(Stored entries)
┌──
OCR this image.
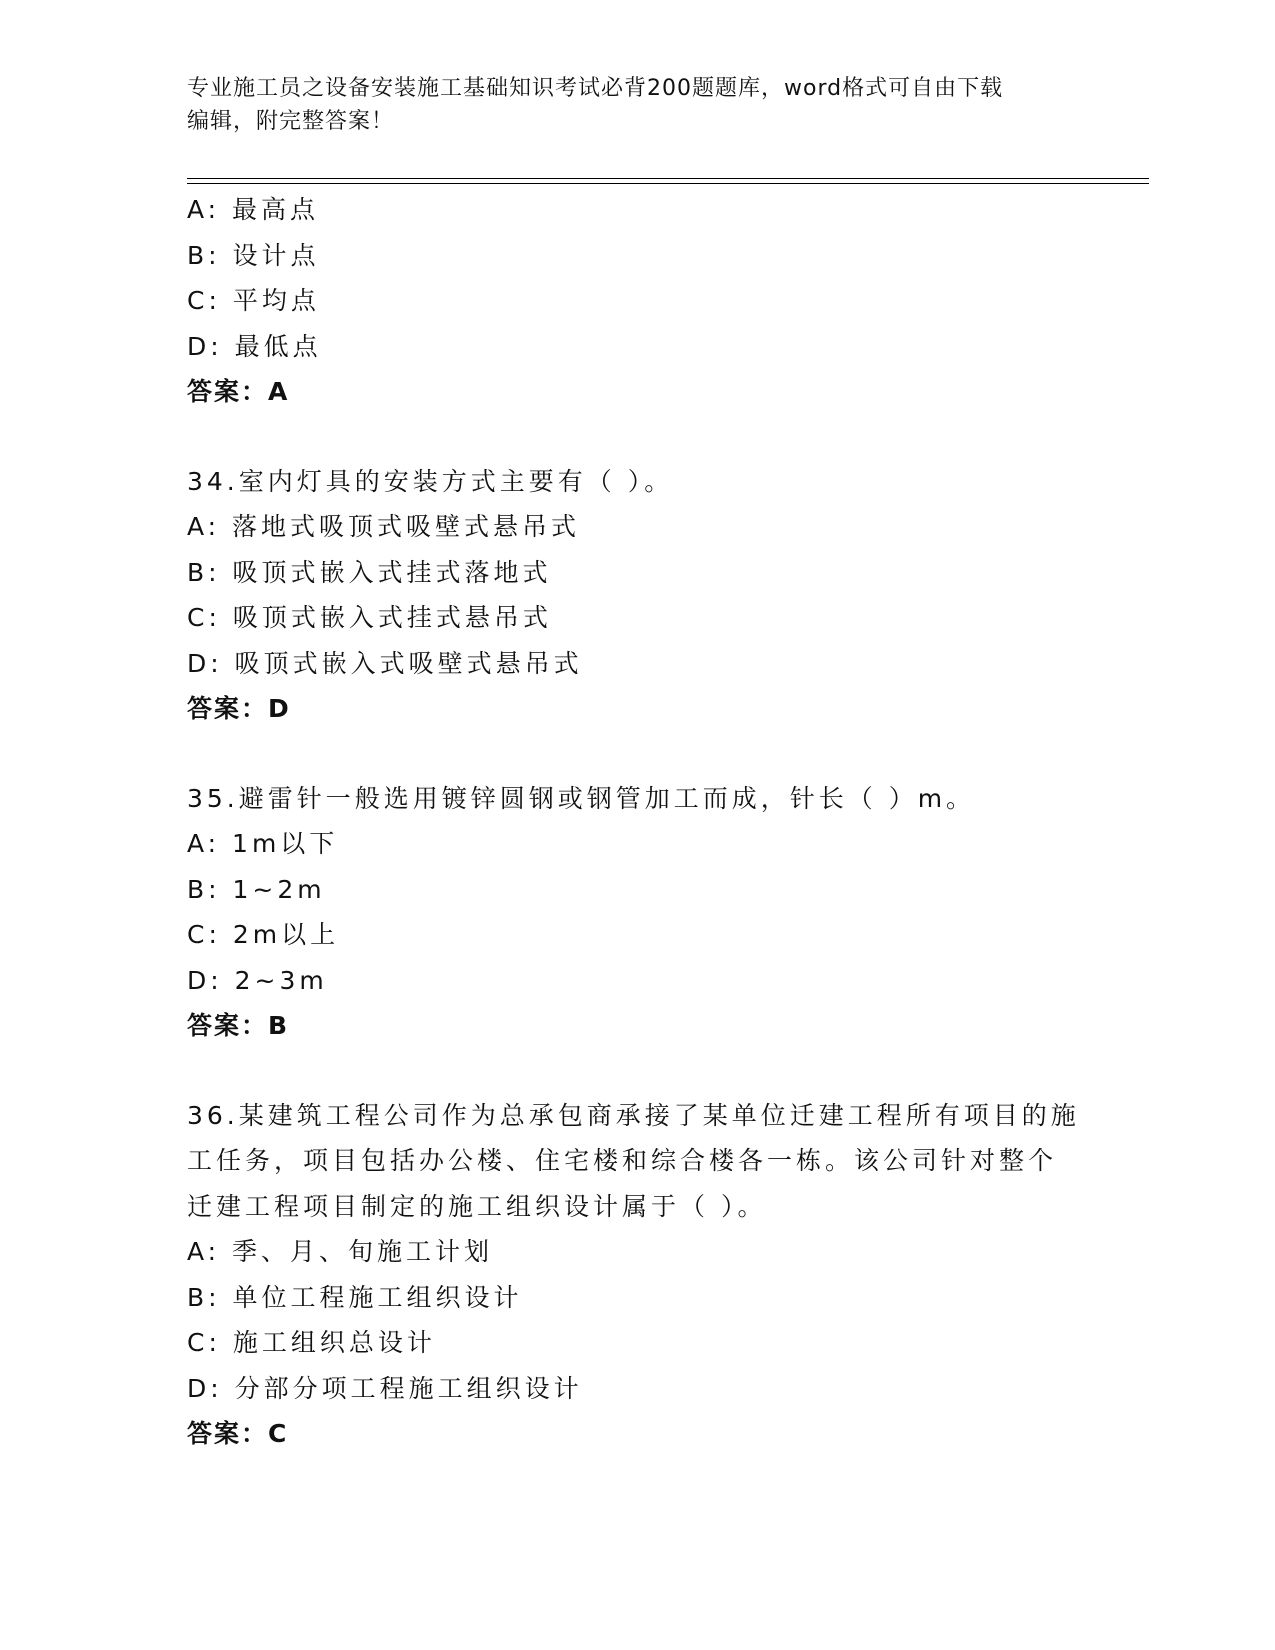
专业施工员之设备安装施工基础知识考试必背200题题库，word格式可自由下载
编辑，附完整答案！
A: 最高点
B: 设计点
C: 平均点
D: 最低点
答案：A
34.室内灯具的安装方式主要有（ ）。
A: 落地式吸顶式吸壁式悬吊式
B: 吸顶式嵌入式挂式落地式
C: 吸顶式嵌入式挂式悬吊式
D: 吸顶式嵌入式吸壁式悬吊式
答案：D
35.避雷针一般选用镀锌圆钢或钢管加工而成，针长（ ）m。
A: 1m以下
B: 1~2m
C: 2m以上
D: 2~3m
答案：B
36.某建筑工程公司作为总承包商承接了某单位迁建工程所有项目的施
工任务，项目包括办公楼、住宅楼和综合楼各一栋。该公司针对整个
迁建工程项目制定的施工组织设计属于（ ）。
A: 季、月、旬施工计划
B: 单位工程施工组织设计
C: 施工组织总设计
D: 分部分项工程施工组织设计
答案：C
└──
Omitting all images, retype each line of the records precisely.

OCR this image.
专业施工员之设备安装施工基础知识考试必背200题题库，word格式可自由下载
编辑，附完整答案！
A: 最高点
B: 设计点
C: 平均点
D: 最低点
答案：A
34.室内灯具的安装方式主要有（ ）。
A: 落地式吸顶式吸壁式悬吊式
B: 吸顶式嵌入式挂式落地式
C: 吸顶式嵌入式挂式悬吊式
D: 吸顶式嵌入式吸壁式悬吊式
答案：D
35.避雷针一般选用镀锌圆钢或钢管加工而成，针长（ ）m。
A: 1m以下
B: 1~2m
C: 2m以上
D: 2~3m
答案：B
36.某建筑工程公司作为总承包商承接了某单位迁建工程所有项目的施
工任务，项目包括办公楼、住宅楼和综合楼各一栋。该公司针对整个
迁建工程项目制定的施工组织设计属于（ ）。
A: 季、月、旬施工计划
B: 单位工程施工组织设计
C: 施工组织总设计
D: 分部分项工程施工组织设计
答案：C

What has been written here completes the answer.